→ THE TASK
Filter the records for lines holding the string "sabe".

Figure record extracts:

────────────────

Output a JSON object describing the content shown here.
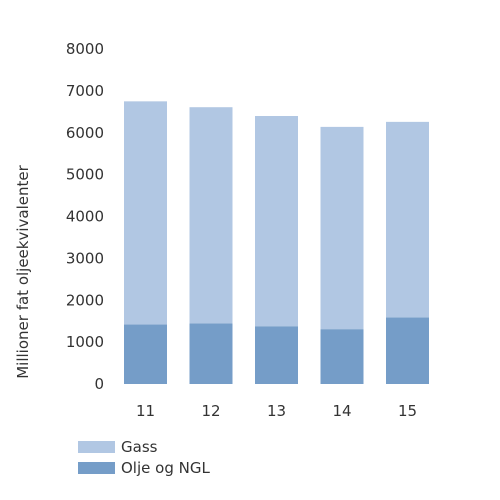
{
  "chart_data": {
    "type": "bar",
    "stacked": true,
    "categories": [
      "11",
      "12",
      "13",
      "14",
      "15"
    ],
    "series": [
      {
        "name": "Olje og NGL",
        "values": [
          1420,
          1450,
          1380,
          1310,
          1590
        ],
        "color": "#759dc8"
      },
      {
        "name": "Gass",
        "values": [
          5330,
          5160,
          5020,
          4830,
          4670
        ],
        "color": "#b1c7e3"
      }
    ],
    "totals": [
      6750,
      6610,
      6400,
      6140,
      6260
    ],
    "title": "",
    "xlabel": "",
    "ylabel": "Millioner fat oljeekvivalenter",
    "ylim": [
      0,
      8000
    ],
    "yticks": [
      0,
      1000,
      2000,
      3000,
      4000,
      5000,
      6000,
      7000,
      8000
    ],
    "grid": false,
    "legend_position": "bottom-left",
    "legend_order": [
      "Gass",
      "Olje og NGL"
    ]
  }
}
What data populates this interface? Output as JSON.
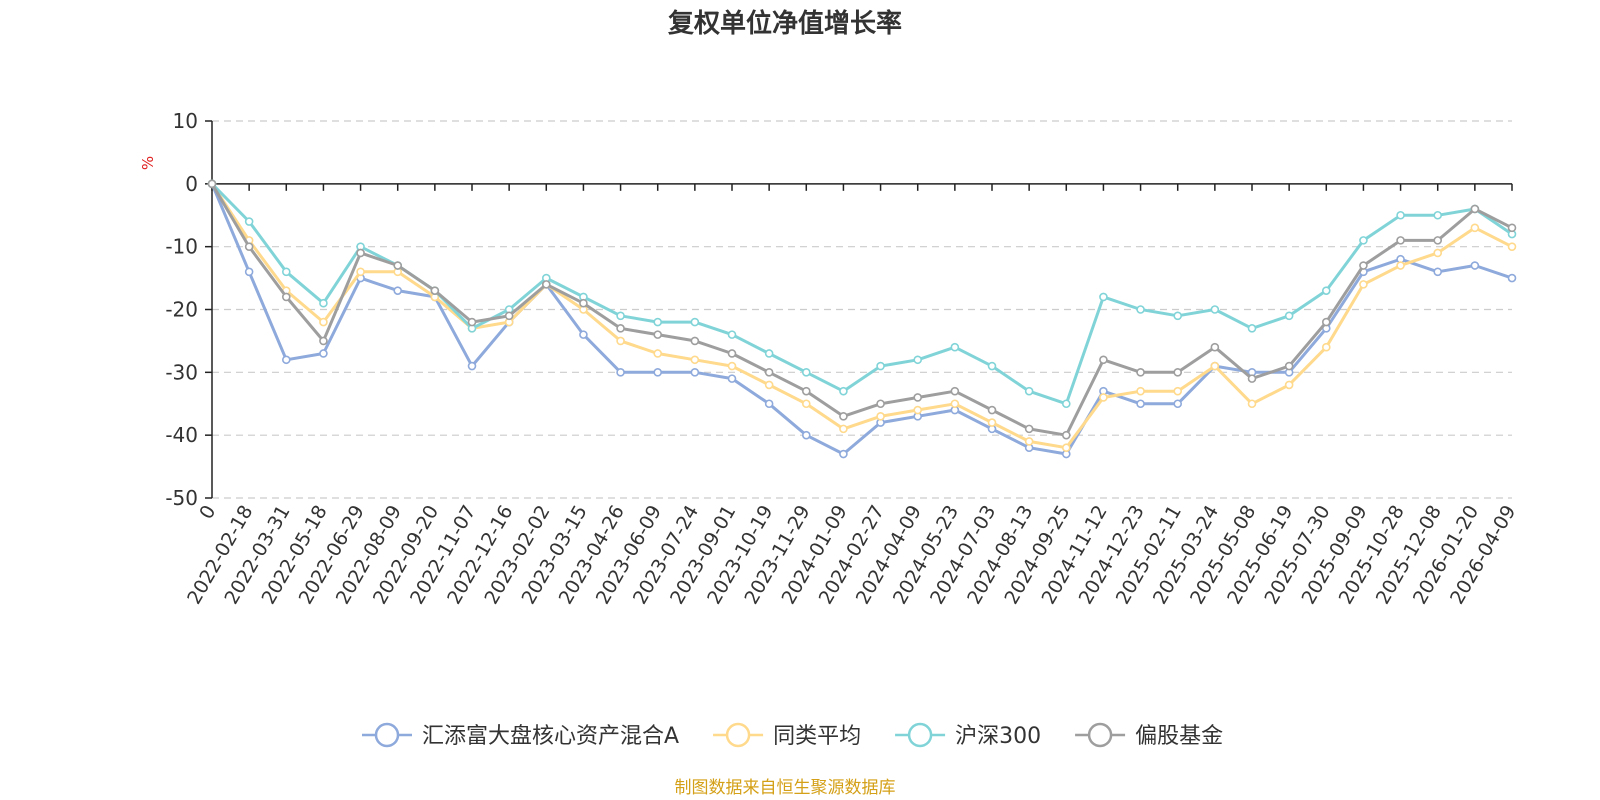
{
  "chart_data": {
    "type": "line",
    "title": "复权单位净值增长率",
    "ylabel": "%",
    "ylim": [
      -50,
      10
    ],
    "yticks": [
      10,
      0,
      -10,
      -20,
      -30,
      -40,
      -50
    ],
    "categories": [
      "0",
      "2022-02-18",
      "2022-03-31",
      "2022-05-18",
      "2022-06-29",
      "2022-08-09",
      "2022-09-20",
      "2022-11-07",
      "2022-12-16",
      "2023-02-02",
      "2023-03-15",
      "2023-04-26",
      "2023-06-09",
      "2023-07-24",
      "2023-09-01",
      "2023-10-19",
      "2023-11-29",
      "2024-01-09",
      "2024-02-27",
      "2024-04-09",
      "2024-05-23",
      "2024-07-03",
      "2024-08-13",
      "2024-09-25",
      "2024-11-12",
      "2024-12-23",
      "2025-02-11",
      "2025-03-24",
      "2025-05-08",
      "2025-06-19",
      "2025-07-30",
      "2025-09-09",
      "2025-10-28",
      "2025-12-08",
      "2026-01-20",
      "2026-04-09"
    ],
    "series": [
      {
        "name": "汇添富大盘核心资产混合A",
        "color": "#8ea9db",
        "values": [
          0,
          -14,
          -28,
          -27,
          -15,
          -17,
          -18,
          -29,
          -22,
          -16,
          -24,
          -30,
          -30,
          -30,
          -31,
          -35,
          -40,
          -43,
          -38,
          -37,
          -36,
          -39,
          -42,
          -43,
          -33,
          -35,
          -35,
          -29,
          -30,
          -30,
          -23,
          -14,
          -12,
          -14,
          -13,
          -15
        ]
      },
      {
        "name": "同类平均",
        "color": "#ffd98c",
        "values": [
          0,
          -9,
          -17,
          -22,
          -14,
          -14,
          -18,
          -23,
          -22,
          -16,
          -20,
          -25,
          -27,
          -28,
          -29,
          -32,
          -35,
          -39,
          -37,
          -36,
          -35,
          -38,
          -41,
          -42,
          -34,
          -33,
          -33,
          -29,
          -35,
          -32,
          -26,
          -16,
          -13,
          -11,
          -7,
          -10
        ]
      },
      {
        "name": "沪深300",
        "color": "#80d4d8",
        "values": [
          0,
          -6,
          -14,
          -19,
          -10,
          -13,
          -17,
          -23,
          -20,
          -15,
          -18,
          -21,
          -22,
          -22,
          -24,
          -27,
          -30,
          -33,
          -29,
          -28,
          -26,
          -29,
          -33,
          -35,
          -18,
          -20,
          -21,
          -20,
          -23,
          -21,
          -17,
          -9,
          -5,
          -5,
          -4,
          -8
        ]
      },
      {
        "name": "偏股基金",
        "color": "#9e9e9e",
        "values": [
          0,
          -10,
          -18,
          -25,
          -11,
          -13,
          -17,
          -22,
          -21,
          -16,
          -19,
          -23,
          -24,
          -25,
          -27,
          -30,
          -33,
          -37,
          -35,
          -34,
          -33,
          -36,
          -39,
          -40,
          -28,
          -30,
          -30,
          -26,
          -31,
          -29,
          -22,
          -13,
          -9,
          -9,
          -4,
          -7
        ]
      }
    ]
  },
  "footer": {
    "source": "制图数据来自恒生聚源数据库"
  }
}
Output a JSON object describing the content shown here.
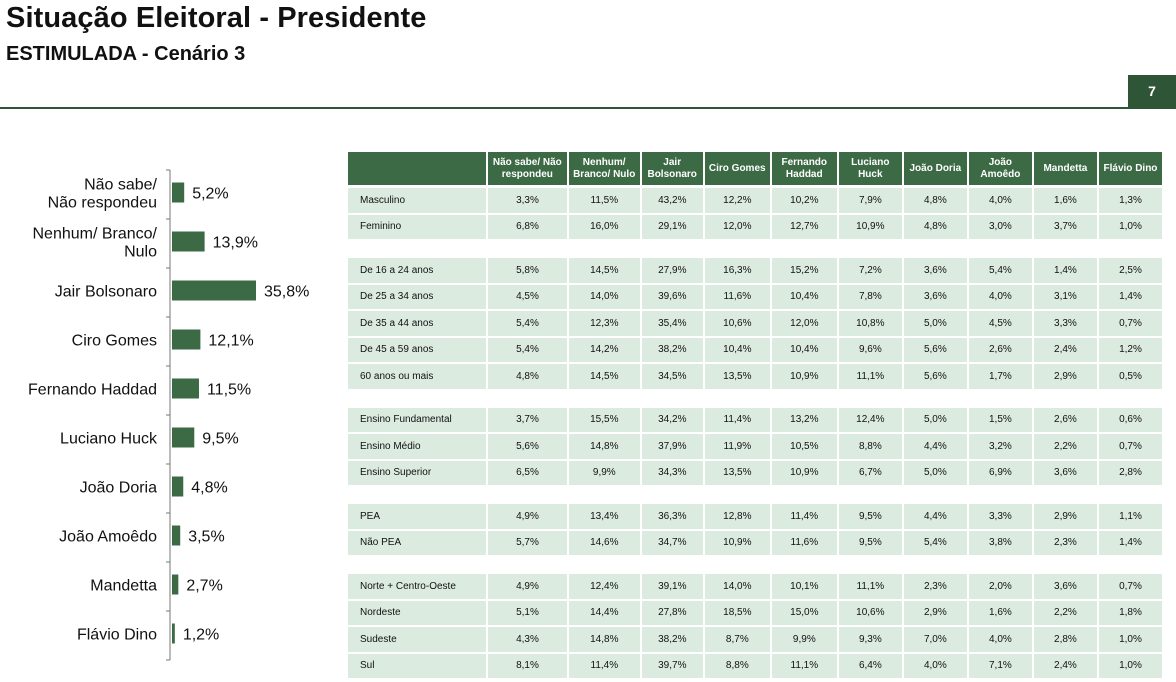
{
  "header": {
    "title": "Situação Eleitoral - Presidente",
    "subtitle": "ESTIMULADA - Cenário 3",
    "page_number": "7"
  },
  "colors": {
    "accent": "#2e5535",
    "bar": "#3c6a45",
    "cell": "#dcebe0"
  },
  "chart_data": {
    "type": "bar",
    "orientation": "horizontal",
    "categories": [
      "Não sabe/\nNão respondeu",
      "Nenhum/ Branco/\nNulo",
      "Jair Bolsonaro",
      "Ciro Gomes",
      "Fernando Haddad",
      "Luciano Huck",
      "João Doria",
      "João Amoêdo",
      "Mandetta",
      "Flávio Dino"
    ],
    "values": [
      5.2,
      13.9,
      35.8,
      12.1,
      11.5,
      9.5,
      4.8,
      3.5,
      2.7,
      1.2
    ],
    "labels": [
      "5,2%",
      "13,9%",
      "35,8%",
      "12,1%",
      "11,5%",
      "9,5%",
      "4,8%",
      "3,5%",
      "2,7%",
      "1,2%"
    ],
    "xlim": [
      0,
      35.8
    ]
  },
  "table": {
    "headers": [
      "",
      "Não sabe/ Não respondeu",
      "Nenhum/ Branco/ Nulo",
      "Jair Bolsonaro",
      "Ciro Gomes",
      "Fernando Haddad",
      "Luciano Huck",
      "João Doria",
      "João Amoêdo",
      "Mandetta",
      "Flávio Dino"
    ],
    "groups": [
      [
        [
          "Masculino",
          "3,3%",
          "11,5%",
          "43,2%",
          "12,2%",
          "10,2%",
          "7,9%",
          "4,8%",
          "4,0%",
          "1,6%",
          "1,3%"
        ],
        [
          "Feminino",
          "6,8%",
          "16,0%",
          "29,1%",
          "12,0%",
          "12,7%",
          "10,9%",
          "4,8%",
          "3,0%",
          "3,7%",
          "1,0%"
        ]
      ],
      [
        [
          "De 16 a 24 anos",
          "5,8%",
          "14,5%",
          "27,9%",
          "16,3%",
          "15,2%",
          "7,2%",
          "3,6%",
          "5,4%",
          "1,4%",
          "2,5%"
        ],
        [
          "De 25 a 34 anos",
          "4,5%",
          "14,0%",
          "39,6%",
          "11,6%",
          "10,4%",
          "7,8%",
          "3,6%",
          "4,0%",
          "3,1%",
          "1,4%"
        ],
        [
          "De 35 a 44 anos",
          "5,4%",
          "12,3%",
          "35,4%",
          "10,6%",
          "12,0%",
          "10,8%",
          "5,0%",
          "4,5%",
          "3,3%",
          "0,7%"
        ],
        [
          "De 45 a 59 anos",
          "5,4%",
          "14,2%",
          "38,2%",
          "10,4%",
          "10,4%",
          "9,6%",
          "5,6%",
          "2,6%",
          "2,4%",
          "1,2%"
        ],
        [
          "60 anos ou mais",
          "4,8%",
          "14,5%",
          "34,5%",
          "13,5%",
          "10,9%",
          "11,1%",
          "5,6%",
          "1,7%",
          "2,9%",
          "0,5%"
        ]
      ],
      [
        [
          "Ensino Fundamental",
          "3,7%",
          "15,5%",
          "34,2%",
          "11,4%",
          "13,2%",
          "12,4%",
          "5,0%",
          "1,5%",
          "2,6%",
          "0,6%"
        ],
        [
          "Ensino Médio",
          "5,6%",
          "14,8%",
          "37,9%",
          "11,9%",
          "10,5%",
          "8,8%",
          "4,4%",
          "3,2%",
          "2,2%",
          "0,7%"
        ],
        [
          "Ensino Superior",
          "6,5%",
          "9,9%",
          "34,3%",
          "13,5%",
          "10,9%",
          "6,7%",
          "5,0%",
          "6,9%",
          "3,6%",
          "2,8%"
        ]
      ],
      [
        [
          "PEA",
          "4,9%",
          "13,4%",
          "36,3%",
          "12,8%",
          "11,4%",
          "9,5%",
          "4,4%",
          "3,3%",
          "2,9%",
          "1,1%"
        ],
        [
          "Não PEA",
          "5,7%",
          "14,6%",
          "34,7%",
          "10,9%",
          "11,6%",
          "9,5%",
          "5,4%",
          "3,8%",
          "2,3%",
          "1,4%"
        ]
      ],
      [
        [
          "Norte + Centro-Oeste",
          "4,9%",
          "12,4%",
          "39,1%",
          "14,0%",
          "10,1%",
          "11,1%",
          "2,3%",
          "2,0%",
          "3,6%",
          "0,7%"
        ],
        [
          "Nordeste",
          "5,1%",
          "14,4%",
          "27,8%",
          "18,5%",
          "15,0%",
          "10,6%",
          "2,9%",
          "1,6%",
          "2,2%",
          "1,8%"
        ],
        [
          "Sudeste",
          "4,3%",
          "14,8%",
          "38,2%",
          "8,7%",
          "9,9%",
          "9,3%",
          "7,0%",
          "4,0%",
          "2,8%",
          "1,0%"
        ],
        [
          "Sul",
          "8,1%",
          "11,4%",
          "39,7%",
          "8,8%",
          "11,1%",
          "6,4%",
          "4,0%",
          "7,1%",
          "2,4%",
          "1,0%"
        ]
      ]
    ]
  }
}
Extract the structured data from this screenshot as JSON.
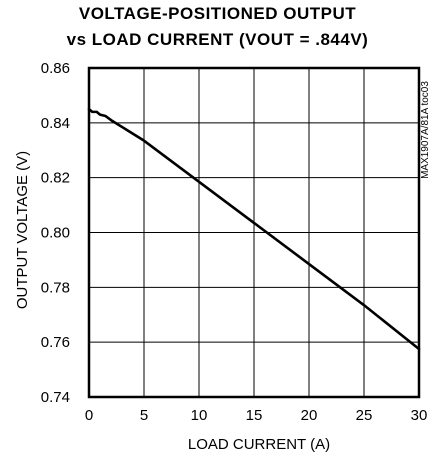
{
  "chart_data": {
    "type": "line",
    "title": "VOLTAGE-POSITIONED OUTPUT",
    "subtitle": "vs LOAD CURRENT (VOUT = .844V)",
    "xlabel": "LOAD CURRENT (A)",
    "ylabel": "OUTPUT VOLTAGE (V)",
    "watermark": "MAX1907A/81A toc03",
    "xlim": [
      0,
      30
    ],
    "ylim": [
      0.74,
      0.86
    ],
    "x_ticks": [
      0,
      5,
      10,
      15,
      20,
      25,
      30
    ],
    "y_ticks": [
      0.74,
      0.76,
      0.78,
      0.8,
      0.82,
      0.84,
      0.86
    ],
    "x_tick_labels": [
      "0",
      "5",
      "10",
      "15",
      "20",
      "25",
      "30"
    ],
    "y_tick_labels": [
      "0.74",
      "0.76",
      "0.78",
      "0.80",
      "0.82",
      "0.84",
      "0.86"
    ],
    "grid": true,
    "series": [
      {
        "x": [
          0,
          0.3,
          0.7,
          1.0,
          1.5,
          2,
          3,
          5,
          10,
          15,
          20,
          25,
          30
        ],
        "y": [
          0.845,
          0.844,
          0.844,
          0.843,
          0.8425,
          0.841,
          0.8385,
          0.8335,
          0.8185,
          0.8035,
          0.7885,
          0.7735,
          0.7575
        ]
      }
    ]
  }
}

────────────────

→ EXPECTED OUTPUT
      "Não sabe/\nNão respondeu",
      "Não sabe/ Não respondeu",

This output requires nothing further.